Task: Scan the lines below for the word "andel". Copy each line you find it in.

--- Start Entries supplied ---

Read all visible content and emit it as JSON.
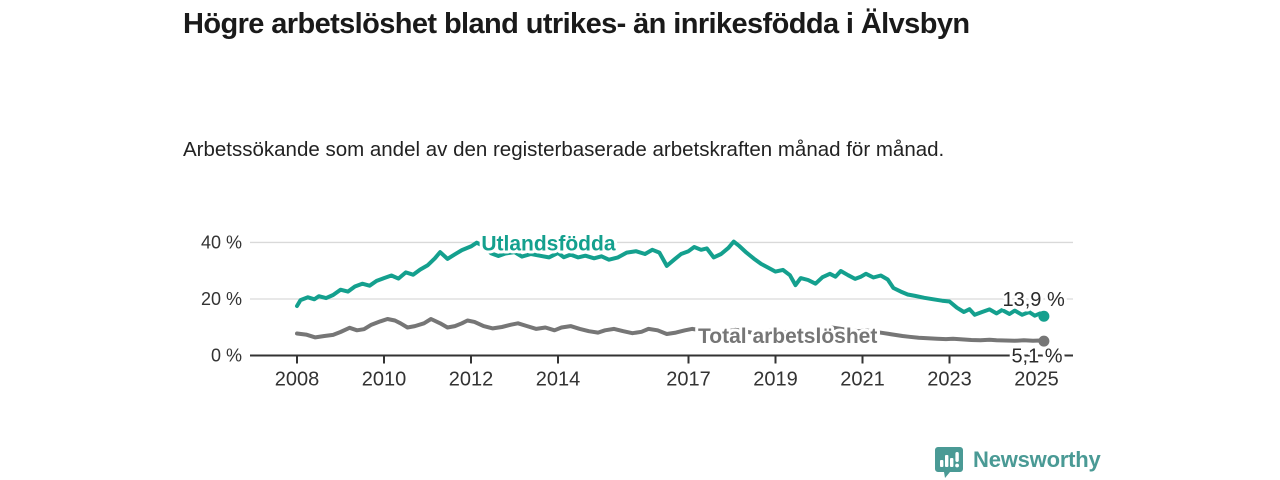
{
  "header": {
    "title": "Högre arbetslöshet bland utrikes- än inrikesfödda i Älvsbyn",
    "subtitle": "Arbetssökande som andel av den registerbaserade arbetskraften månad för månad."
  },
  "branding": {
    "logo_text": "Newsworthy",
    "logo_color": "#4a9a95",
    "logo_icon": "speech-bubble-bar-chart-icon"
  },
  "chart_data": {
    "type": "line",
    "title": "Högre arbetslöshet bland utrikes- än inrikesfödda i Älvsbyn",
    "subtitle": "Arbetssökande som andel av den registerbaserade arbetskraften månad för månad.",
    "unit": "%",
    "grid": "horizontal",
    "legend_position": "inline-labels",
    "x_axis": {
      "ticks": [
        2008,
        2010,
        2012,
        2014,
        2017,
        2019,
        2021,
        2023,
        2025
      ],
      "range": [
        2006.9,
        2025.8
      ]
    },
    "y_axis": {
      "ticks": [
        0,
        20,
        40
      ],
      "tick_labels": [
        "0 %",
        "20 %",
        "40 %"
      ],
      "range": [
        0,
        43
      ]
    },
    "style": {
      "axis_color": "#333333",
      "grid_color": "#d9d9d9",
      "tick_label_color": "#333333",
      "end_label_color": "#2b2b2b"
    },
    "series": [
      {
        "name": "Total arbetslöshet",
        "color": "#767676",
        "end_value": 5.1,
        "end_label": "5,1 %",
        "label_at": [
          2019.28,
          4.4
        ],
        "end_label_at": [
          2025.6,
          -2.4
        ],
        "end_label_anchor": "end",
        "points": [
          [
            2008,
            7.8
          ],
          [
            2008.21,
            7.4
          ],
          [
            2008.42,
            6.4
          ],
          [
            2008.63,
            6.9
          ],
          [
            2008.83,
            7.3
          ],
          [
            2009,
            8.3
          ],
          [
            2009.21,
            9.8
          ],
          [
            2009.38,
            8.9
          ],
          [
            2009.54,
            9.3
          ],
          [
            2009.71,
            10.9
          ],
          [
            2009.92,
            12.1
          ],
          [
            2010.08,
            12.9
          ],
          [
            2010.25,
            12.4
          ],
          [
            2010.38,
            11.4
          ],
          [
            2010.54,
            9.9
          ],
          [
            2010.71,
            10.4
          ],
          [
            2010.92,
            11.4
          ],
          [
            2011.08,
            12.9
          ],
          [
            2011.29,
            11.4
          ],
          [
            2011.46,
            9.9
          ],
          [
            2011.63,
            10.4
          ],
          [
            2011.79,
            11.4
          ],
          [
            2011.92,
            12.4
          ],
          [
            2012.08,
            11.9
          ],
          [
            2012.29,
            10.4
          ],
          [
            2012.5,
            9.6
          ],
          [
            2012.71,
            10.1
          ],
          [
            2012.92,
            10.9
          ],
          [
            2013.08,
            11.4
          ],
          [
            2013.29,
            10.4
          ],
          [
            2013.5,
            9.4
          ],
          [
            2013.71,
            9.9
          ],
          [
            2013.92,
            8.9
          ],
          [
            2014.08,
            9.9
          ],
          [
            2014.29,
            10.4
          ],
          [
            2014.5,
            9.4
          ],
          [
            2014.71,
            8.6
          ],
          [
            2014.92,
            8.1
          ],
          [
            2015.08,
            8.9
          ],
          [
            2015.29,
            9.4
          ],
          [
            2015.5,
            8.6
          ],
          [
            2015.71,
            7.9
          ],
          [
            2015.92,
            8.4
          ],
          [
            2016.08,
            9.4
          ],
          [
            2016.29,
            8.9
          ],
          [
            2016.5,
            7.6
          ],
          [
            2016.71,
            8.1
          ],
          [
            2016.92,
            8.9
          ],
          [
            2017.08,
            9.4
          ],
          [
            2017.29,
            8.9
          ],
          [
            2017.5,
            8.4
          ],
          [
            2017.71,
            7.9
          ],
          [
            2017.92,
            8.6
          ],
          [
            2018.08,
            9.1
          ],
          [
            2018.29,
            8.6
          ],
          [
            2018.5,
            7.9
          ],
          [
            2018.71,
            8.3
          ],
          [
            2018.92,
            8.9
          ],
          [
            2019.08,
            8.6
          ],
          [
            2019.29,
            8.1
          ],
          [
            2019.5,
            7.6
          ],
          [
            2019.71,
            7.9
          ],
          [
            2019.92,
            8.4
          ],
          [
            2020.08,
            9.1
          ],
          [
            2020.29,
            9.9
          ],
          [
            2020.5,
            9.4
          ],
          [
            2020.71,
            8.9
          ],
          [
            2020.92,
            8.6
          ],
          [
            2021.08,
            8.9
          ],
          [
            2021.29,
            8.4
          ],
          [
            2021.5,
            7.9
          ],
          [
            2021.71,
            7.4
          ],
          [
            2021.92,
            6.9
          ],
          [
            2022.08,
            6.6
          ],
          [
            2022.29,
            6.3
          ],
          [
            2022.5,
            6.1
          ],
          [
            2022.71,
            5.9
          ],
          [
            2022.92,
            5.8
          ],
          [
            2023.08,
            5.9
          ],
          [
            2023.29,
            5.7
          ],
          [
            2023.5,
            5.5
          ],
          [
            2023.71,
            5.4
          ],
          [
            2023.92,
            5.6
          ],
          [
            2024.08,
            5.4
          ],
          [
            2024.29,
            5.3
          ],
          [
            2024.5,
            5.2
          ],
          [
            2024.71,
            5.4
          ],
          [
            2024.92,
            5.2
          ],
          [
            2025.08,
            5.3
          ],
          [
            2025.17,
            5.1
          ]
        ]
      },
      {
        "name": "Utlandsfödda",
        "color": "#14a08e",
        "end_value": 13.9,
        "end_label": "13,9 %",
        "label_at": [
          2013.78,
          37.1
        ],
        "end_label_at": [
          2025.65,
          17.5
        ],
        "end_label_anchor": "end",
        "points": [
          [
            2008,
            17.5
          ],
          [
            2008.08,
            19.6
          ],
          [
            2008.25,
            20.6
          ],
          [
            2008.4,
            19.9
          ],
          [
            2008.5,
            21
          ],
          [
            2008.67,
            20.3
          ],
          [
            2008.83,
            21.4
          ],
          [
            2009,
            23.3
          ],
          [
            2009.17,
            22.6
          ],
          [
            2009.33,
            24.4
          ],
          [
            2009.5,
            25.4
          ],
          [
            2009.67,
            24.7
          ],
          [
            2009.83,
            26.4
          ],
          [
            2010,
            27.4
          ],
          [
            2010.17,
            28.3
          ],
          [
            2010.33,
            27.2
          ],
          [
            2010.5,
            29.4
          ],
          [
            2010.67,
            28.6
          ],
          [
            2010.83,
            30.4
          ],
          [
            2011,
            31.9
          ],
          [
            2011.17,
            34.4
          ],
          [
            2011.29,
            36.6
          ],
          [
            2011.46,
            34.2
          ],
          [
            2011.63,
            35.8
          ],
          [
            2011.79,
            37.3
          ],
          [
            2012,
            38.6
          ],
          [
            2012.13,
            39.9
          ],
          [
            2012.29,
            38.8
          ],
          [
            2012.46,
            36.2
          ],
          [
            2012.63,
            35.2
          ],
          [
            2012.79,
            36.1
          ],
          [
            2013,
            36.6
          ],
          [
            2013.17,
            35
          ],
          [
            2013.38,
            35.9
          ],
          [
            2013.58,
            35.3
          ],
          [
            2013.79,
            34.7
          ],
          [
            2014,
            36.3
          ],
          [
            2014.13,
            34.8
          ],
          [
            2014.29,
            35.7
          ],
          [
            2014.46,
            34.7
          ],
          [
            2014.63,
            35.3
          ],
          [
            2014.83,
            34.4
          ],
          [
            2015,
            35.1
          ],
          [
            2015.17,
            33.9
          ],
          [
            2015.38,
            34.7
          ],
          [
            2015.58,
            36.4
          ],
          [
            2015.79,
            36.9
          ],
          [
            2016,
            35.9
          ],
          [
            2016.17,
            37.4
          ],
          [
            2016.33,
            36.4
          ],
          [
            2016.5,
            31.7
          ],
          [
            2016.67,
            33.9
          ],
          [
            2016.83,
            35.9
          ],
          [
            2017,
            36.9
          ],
          [
            2017.13,
            38.4
          ],
          [
            2017.29,
            37.4
          ],
          [
            2017.42,
            37.9
          ],
          [
            2017.58,
            34.7
          ],
          [
            2017.75,
            35.9
          ],
          [
            2017.92,
            38.1
          ],
          [
            2018.04,
            40.3
          ],
          [
            2018.17,
            38.7
          ],
          [
            2018.33,
            36.4
          ],
          [
            2018.5,
            34.3
          ],
          [
            2018.67,
            32.4
          ],
          [
            2018.83,
            31.1
          ],
          [
            2019,
            29.7
          ],
          [
            2019.17,
            30.3
          ],
          [
            2019.33,
            28.4
          ],
          [
            2019.46,
            24.9
          ],
          [
            2019.58,
            27.4
          ],
          [
            2019.75,
            26.7
          ],
          [
            2019.92,
            25.4
          ],
          [
            2020.08,
            27.7
          ],
          [
            2020.25,
            28.9
          ],
          [
            2020.38,
            27.9
          ],
          [
            2020.5,
            29.9
          ],
          [
            2020.67,
            28.4
          ],
          [
            2020.83,
            27.1
          ],
          [
            2020.96,
            27.9
          ],
          [
            2021.08,
            28.9
          ],
          [
            2021.25,
            27.6
          ],
          [
            2021.42,
            28.3
          ],
          [
            2021.58,
            26.9
          ],
          [
            2021.71,
            23.9
          ],
          [
            2021.88,
            22.6
          ],
          [
            2022.04,
            21.6
          ],
          [
            2022.21,
            21.1
          ],
          [
            2022.42,
            20.4
          ],
          [
            2022.63,
            19.9
          ],
          [
            2022.83,
            19.4
          ],
          [
            2023,
            19.1
          ],
          [
            2023.17,
            16.9
          ],
          [
            2023.33,
            15.4
          ],
          [
            2023.46,
            16.4
          ],
          [
            2023.58,
            14.4
          ],
          [
            2023.75,
            15.4
          ],
          [
            2023.92,
            16.3
          ],
          [
            2024.08,
            14.9
          ],
          [
            2024.21,
            16.1
          ],
          [
            2024.38,
            14.7
          ],
          [
            2024.5,
            15.9
          ],
          [
            2024.67,
            14.4
          ],
          [
            2024.83,
            15.4
          ],
          [
            2024.96,
            14.1
          ],
          [
            2025.08,
            14.9
          ],
          [
            2025.17,
            13.9
          ]
        ]
      }
    ]
  }
}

--- End Entries supplied ---

Task response:
    "subtitle": "Arbetssökande som andel av den registerbaserade arbetskraften månad för månad."
    "subtitle": "Arbetssökande som andel av den registerbaserade arbetskraften månad för månad.",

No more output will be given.